Quote the listing below in its entirety.

Data section:
########################################

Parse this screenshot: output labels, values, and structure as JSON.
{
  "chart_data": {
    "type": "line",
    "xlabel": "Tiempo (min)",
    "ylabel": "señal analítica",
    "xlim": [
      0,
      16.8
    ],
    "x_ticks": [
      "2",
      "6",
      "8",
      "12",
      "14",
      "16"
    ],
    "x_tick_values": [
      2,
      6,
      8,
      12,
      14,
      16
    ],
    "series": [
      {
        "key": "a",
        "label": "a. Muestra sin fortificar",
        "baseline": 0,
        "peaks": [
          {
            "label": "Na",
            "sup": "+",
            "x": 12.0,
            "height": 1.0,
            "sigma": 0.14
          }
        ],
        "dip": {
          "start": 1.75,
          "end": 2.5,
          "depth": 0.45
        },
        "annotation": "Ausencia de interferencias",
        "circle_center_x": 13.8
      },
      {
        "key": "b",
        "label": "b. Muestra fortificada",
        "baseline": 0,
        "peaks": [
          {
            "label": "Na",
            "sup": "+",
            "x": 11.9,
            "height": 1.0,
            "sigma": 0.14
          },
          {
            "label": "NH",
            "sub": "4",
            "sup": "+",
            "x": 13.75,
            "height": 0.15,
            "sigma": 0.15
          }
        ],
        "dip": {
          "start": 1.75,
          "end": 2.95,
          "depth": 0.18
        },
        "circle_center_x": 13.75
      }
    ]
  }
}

########################################

Problem solution:
Parse this screenshot: output labels, values, and structure as JSON.
{
  "chart_data": {
    "type": "line",
    "xlabel": "Tiempo (min)",
    "ylabel": "señal analítica",
    "xlim": [
      0,
      16.8
    ],
    "x_ticks": [
      "2",
      "6",
      "8",
      "12",
      "14",
      "16"
    ],
    "x_tick_values": [
      2,
      6,
      8,
      12,
      14,
      16
    ],
    "series": [
      {
        "key": "a",
        "label": "a. Muestra sin fortificar",
        "baseline": 0,
        "peaks": [
          {
            "label": "Na",
            "sup": "+",
            "x": 12.0,
            "height": 1.0,
            "sigma": 0.14
          }
        ],
        "dip": {
          "start": 1.75,
          "end": 2.5,
          "depth": 0.45
        },
        "annotation": "Ausencia de interferencias",
        "circle_center_x": 13.8
      },
      {
        "key": "b",
        "label": "b. Muestra fortificada",
        "baseline": 0,
        "peaks": [
          {
            "label": "Na",
            "sup": "+",
            "x": 11.9,
            "height": 1.0,
            "sigma": 0.14
          },
          {
            "label": "NH",
            "sub": "4",
            "sup": "+",
            "x": 13.75,
            "height": 0.15,
            "sigma": 0.15
          }
        ],
        "dip": {
          "start": 1.75,
          "end": 2.95,
          "depth": 0.18
        },
        "circle_center_x": 13.75
      }
    ]
  }
}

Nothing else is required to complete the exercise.